- _Problem description_
Copy each line with the word "JSON" in it.

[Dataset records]
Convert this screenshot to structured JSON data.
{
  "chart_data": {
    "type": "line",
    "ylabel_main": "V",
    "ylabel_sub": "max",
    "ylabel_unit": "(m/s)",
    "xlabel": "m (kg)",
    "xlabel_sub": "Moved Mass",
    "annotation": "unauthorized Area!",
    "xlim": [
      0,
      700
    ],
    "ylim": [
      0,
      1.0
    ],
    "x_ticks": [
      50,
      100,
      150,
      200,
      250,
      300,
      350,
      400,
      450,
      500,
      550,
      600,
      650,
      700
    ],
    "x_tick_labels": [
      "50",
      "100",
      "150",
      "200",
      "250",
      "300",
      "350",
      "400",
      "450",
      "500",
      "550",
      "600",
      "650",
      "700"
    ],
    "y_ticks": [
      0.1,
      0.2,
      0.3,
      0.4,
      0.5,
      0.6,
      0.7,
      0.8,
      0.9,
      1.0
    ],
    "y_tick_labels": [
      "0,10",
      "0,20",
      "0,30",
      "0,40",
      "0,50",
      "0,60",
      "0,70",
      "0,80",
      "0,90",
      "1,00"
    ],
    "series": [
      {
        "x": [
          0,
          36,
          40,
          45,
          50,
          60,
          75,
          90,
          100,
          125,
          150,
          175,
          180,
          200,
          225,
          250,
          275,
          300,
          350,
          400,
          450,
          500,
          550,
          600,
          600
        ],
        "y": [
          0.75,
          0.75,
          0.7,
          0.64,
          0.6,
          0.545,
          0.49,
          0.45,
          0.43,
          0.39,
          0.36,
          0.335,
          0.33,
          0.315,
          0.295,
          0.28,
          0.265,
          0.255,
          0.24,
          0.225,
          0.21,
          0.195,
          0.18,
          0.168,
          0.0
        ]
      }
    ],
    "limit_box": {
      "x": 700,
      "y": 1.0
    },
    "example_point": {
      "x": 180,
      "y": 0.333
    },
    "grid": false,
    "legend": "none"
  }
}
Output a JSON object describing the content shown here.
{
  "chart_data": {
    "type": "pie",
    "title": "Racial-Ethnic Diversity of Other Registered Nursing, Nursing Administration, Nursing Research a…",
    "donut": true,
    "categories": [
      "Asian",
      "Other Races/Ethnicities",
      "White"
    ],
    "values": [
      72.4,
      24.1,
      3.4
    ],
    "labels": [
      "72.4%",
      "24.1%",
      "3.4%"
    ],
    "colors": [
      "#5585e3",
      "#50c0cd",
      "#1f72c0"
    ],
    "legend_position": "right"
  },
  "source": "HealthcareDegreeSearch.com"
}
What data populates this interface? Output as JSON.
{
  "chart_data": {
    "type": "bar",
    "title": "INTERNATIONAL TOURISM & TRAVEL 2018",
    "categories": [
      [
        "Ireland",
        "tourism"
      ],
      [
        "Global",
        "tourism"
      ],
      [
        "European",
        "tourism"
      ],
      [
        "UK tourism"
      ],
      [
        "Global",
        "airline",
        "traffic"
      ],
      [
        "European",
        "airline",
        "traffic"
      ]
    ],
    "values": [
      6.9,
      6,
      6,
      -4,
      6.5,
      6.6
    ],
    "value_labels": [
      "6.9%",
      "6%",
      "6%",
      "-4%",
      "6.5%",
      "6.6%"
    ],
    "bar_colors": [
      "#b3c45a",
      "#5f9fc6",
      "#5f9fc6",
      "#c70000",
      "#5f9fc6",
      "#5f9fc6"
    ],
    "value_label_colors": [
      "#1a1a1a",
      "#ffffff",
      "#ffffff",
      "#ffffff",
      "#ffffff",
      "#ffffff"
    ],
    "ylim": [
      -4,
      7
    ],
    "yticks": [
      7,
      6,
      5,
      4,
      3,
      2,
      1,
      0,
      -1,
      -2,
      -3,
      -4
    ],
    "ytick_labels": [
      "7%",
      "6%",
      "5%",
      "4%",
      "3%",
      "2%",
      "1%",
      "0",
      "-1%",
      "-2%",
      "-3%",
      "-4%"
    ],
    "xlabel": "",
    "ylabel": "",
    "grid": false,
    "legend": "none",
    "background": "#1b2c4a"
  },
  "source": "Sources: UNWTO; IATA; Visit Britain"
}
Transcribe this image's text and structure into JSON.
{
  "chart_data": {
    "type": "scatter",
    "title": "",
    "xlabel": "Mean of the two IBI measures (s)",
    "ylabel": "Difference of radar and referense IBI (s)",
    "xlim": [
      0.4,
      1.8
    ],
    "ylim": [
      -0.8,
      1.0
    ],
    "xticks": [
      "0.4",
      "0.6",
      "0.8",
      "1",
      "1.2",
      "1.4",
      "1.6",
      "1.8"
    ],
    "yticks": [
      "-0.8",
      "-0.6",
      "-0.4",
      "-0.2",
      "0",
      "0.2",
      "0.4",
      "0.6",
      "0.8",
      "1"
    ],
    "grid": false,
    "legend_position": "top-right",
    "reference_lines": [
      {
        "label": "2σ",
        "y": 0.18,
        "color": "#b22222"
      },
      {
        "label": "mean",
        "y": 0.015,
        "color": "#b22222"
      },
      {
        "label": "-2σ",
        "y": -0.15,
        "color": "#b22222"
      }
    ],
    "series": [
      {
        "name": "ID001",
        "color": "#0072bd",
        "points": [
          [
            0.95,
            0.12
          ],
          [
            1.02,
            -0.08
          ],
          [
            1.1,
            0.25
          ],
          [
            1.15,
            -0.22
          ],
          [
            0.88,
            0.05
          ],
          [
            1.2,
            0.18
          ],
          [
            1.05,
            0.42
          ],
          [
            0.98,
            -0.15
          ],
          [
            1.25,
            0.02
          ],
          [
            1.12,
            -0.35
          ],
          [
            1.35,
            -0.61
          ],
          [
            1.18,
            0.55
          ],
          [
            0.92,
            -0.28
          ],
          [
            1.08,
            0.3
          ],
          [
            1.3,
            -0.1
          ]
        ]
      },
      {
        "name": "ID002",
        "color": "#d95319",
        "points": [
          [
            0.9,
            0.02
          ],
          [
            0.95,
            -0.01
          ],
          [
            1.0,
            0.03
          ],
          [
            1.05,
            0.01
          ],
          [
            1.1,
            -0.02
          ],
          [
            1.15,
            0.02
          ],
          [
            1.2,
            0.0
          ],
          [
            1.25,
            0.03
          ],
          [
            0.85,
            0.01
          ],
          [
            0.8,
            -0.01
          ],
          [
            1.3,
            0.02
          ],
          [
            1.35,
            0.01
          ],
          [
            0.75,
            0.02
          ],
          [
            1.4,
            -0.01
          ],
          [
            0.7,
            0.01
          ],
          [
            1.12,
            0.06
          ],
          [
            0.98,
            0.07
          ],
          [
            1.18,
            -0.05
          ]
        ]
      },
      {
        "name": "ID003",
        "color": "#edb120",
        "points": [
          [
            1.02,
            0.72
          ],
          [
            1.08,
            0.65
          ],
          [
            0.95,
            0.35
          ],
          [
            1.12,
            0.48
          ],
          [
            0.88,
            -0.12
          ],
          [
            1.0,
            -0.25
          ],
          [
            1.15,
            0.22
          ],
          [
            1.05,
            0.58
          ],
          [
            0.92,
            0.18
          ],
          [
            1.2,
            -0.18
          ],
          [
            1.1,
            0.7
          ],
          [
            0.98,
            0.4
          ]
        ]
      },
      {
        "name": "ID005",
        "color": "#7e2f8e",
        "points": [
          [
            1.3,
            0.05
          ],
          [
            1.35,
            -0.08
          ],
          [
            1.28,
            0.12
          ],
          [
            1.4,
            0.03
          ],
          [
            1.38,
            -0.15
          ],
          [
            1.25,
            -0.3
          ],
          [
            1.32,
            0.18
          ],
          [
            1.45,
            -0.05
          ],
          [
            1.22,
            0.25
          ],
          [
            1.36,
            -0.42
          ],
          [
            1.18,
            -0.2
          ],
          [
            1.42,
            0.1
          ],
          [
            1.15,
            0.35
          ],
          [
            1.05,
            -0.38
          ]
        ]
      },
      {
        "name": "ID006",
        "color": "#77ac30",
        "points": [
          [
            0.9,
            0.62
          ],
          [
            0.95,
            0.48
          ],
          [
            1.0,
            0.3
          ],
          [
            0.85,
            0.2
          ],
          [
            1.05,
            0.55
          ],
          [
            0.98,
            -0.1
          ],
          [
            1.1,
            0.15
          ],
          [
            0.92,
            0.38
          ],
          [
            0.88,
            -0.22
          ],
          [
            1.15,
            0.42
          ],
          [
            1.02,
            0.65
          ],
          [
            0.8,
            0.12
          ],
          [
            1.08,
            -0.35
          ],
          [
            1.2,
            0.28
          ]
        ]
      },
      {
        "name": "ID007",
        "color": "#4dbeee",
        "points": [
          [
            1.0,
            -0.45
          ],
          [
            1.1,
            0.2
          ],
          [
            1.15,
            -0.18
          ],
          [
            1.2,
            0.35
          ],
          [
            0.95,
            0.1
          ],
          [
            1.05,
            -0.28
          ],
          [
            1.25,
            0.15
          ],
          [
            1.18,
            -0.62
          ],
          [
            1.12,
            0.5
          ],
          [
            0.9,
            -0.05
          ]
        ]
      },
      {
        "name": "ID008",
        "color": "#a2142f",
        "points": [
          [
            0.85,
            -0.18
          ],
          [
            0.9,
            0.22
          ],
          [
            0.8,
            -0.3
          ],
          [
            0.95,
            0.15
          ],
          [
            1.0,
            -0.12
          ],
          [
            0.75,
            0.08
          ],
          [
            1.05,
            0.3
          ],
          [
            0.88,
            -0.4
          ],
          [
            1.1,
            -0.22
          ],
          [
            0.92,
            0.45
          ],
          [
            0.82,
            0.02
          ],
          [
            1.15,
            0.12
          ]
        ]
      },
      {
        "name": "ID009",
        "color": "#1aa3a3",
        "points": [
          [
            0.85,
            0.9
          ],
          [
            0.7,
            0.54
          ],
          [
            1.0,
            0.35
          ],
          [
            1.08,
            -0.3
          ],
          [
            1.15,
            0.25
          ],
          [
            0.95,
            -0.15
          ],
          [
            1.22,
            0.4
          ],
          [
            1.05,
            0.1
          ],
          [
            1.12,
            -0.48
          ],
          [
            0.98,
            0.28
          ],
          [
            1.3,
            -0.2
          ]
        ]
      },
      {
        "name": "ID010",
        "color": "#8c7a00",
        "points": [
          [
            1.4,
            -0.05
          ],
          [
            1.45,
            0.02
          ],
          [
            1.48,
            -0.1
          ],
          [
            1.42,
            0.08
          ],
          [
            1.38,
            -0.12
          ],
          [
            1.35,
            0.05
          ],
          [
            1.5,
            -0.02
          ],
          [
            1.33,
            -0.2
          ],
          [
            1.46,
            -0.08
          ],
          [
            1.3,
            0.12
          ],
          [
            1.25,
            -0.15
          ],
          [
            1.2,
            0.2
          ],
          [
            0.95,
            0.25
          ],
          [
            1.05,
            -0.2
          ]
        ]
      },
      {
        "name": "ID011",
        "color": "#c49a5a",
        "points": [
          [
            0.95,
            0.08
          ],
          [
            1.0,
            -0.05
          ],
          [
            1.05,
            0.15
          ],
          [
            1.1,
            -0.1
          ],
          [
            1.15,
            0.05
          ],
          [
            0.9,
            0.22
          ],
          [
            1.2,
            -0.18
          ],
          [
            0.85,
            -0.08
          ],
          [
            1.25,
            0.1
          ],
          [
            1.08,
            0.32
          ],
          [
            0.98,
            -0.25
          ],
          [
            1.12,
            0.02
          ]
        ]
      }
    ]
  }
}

- _Result of the task_
Convert this screenshot to structured JSON data.
Output a JSON object describing the content shown here.
What data populates this interface? Output as JSON.
Transcribe this image's text and structure into JSON.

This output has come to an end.